> Textauszug:
■ ■ ■
# Hilfe, kennt jemand 124350.exe?



## Anonymous (11 Januar 2005)

Bei mir hat sich ein 0900-dialer installiert mit Namen 124350.exe. Verbindung zum Internet wurde ohne mein Wissen hergestellt, erst nach 2 Min. habe ich die Verbindung gemerkt und dann gekappt. Der DFÜ-Eintrag hat sich selbst gelöscht, so daß ich nicht weiß welche 0900er Nummer genau angewählt wurde.

Hat jemand Infos dazu? Will nicht erst die Telekom-Rechnung abwarten.


----------



## Captain Picard (11 Januar 2005)

hast du die Datei noch, dann würde ich dir dringend raten, dich anzumelden und das 
File per PN als Anhang an einen der Admin/Mods zu schicken. Das dürfte der sinnvollste Weg 
sein, mehr darüber zu erfahren.

cp


----------



## Anonymous (11 Januar 2005)

Sorry, die Exe-Datei wurde von mir sofort gelöscht (da kannte ich diese Seite noch nicht) und läßt sich auch per unerase-Funktion nicht wieder herstellen. Was ich noch habe ist das Verknüfungsicon mit Batch auf dem Desktop und drei 124350 "Hilfsdateien" in Quellcode auf die die exe wohl zurückgreift. Autostart ist leer und in der Registry "dialer.exe" wurde hinzugefügt. Seitdem ist die Verbindung zum Internet physisch getrennt (Kabel gezogen). Ich bin über einen anderen (diesmal sicheren) Rechner online.
■ ■ ■
> Datenauszüge:
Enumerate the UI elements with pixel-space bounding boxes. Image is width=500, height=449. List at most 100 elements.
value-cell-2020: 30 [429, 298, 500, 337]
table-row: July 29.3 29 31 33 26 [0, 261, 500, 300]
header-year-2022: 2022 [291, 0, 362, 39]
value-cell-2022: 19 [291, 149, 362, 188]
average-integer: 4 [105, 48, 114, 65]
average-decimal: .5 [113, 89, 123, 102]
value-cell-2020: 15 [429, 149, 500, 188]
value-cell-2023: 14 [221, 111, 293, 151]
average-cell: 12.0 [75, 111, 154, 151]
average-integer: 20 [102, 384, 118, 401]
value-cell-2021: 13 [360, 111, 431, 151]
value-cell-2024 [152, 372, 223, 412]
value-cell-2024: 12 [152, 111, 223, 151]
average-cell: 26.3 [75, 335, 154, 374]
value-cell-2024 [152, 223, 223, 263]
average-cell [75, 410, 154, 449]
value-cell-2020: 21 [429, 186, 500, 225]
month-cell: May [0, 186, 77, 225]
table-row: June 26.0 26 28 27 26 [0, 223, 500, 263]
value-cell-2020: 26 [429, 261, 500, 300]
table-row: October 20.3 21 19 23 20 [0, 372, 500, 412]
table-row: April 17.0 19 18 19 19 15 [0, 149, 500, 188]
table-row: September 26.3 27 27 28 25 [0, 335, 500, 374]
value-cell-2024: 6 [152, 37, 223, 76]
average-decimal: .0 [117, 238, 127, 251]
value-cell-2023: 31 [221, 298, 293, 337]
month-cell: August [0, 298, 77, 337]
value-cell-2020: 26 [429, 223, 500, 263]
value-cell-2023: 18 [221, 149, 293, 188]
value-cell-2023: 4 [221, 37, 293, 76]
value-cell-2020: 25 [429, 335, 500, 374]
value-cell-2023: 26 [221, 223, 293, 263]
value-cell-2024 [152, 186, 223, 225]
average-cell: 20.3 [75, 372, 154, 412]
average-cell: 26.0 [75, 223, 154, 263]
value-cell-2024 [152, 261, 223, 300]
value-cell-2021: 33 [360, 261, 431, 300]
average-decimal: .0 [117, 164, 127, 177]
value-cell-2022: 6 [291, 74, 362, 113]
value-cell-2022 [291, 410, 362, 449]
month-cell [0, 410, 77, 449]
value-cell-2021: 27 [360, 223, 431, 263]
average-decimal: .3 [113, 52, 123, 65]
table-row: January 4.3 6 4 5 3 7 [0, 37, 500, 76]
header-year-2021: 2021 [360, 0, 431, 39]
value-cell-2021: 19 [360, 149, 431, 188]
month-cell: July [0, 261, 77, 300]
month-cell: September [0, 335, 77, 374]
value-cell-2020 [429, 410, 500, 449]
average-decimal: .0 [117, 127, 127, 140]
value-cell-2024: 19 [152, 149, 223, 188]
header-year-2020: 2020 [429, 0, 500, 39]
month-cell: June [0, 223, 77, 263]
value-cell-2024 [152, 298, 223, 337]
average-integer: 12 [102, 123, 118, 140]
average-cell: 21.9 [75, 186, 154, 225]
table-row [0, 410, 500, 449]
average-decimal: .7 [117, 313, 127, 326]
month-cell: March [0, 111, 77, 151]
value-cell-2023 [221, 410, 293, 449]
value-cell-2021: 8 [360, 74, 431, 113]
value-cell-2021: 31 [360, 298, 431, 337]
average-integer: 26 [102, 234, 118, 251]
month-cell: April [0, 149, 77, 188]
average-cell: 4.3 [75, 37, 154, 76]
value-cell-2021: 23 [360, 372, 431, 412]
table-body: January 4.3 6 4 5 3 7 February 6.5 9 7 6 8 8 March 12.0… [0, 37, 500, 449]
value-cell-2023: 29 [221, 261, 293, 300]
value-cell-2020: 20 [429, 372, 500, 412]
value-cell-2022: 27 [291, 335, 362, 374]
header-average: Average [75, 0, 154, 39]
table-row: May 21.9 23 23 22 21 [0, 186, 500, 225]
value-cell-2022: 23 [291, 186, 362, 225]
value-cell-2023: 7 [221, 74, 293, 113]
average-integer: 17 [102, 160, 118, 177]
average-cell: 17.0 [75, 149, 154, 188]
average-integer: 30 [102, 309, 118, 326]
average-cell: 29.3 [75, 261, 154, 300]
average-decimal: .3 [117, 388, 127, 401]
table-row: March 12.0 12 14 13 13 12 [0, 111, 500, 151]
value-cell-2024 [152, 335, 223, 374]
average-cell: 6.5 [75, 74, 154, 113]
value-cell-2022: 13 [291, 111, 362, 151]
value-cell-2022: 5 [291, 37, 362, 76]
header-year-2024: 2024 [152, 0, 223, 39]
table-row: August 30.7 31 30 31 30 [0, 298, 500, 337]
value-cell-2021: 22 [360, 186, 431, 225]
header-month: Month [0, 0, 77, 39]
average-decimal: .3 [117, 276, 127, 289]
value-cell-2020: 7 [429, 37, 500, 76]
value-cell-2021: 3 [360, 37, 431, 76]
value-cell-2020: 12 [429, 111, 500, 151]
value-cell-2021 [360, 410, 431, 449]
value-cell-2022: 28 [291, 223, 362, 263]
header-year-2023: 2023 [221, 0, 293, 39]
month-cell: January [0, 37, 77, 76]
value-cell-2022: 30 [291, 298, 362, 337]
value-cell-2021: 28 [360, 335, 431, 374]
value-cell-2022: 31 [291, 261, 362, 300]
■ ■ ■
> Ziel der Übung:
Nach wie vielen Minuten wurde laut dem Forenthread über 124350.exe die ohne Wissen hergestellte Internetverbindung bemerkt? Die Auflistung wird hier nicht benötigt.

> Vollständige Antwort:
Nach 2 Minuten.